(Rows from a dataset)
==================================================

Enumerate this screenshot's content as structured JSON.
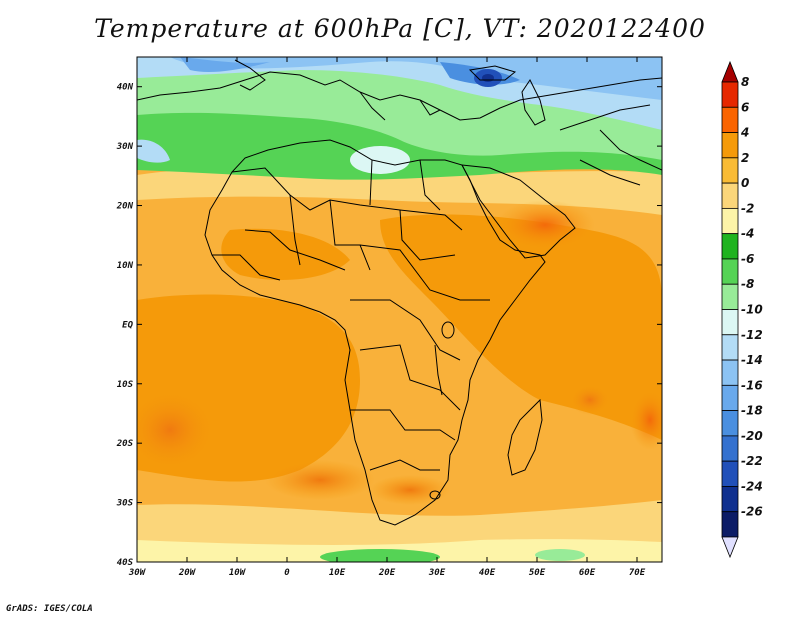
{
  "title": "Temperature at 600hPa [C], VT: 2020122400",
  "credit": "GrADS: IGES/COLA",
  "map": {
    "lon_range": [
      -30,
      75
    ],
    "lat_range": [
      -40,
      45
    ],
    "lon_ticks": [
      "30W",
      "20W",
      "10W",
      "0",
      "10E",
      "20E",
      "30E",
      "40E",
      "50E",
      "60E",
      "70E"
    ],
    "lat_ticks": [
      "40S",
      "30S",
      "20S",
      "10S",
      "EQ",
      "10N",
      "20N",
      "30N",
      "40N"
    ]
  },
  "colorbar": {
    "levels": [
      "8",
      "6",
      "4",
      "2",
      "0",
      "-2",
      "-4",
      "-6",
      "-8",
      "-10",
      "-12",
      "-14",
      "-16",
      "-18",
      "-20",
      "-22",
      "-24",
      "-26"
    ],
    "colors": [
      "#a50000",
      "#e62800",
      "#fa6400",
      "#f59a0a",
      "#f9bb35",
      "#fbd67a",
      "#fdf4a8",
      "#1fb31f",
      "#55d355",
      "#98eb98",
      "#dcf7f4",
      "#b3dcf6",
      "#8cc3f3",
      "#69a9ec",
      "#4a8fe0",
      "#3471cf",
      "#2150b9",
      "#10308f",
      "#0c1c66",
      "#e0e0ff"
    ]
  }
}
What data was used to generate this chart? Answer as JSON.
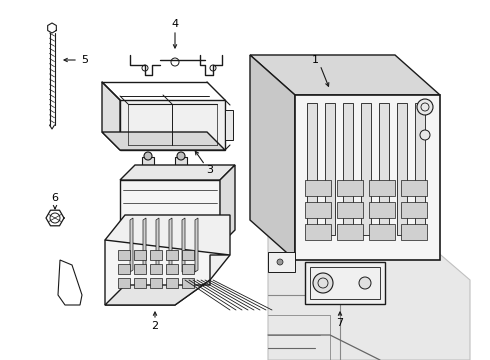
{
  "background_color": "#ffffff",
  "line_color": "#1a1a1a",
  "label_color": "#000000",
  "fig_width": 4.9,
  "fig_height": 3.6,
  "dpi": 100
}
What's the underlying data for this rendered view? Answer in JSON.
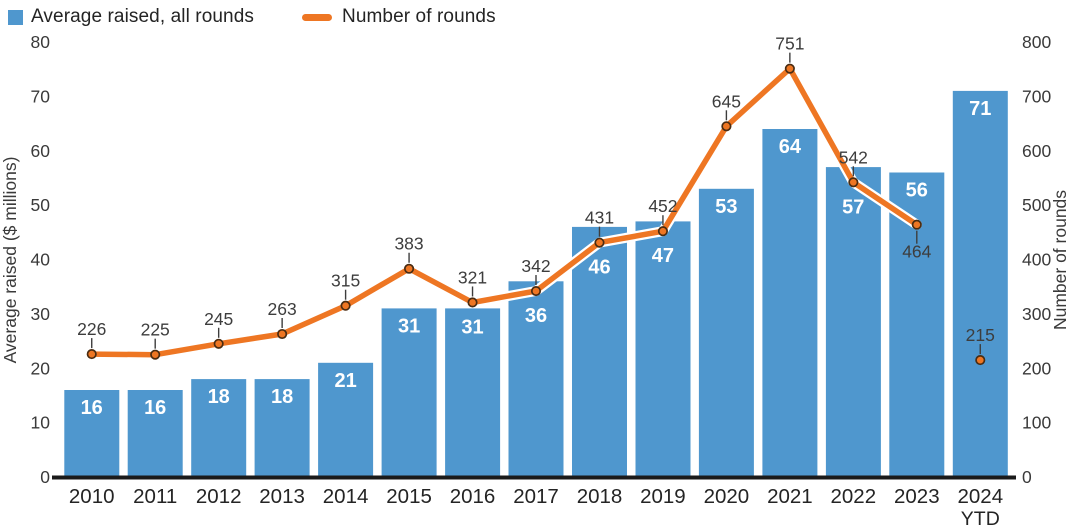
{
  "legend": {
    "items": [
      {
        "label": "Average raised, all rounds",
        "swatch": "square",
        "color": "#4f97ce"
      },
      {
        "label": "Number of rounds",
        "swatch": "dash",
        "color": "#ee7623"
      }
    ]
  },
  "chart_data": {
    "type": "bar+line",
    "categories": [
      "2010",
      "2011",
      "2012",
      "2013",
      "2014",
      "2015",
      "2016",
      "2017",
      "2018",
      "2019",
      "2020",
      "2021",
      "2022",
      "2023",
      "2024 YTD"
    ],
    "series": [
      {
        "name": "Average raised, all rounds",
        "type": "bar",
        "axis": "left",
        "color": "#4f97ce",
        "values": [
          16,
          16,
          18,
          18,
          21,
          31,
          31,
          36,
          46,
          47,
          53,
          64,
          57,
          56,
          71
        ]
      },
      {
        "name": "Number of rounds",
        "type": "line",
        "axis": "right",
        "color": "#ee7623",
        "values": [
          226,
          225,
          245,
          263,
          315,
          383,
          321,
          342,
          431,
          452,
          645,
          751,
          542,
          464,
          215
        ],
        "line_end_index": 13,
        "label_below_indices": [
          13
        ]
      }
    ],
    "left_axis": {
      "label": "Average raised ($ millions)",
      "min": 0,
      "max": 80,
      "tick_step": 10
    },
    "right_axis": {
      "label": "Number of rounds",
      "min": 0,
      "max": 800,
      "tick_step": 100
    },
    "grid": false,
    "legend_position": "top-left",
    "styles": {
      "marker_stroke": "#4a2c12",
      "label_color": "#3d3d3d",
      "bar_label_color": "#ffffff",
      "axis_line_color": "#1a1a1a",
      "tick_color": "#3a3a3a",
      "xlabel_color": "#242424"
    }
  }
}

==================================================

■ What needs to be done ■
What is the number of lines in the listing above that contain the string "this"? Give only the number.

■ Reply ■
3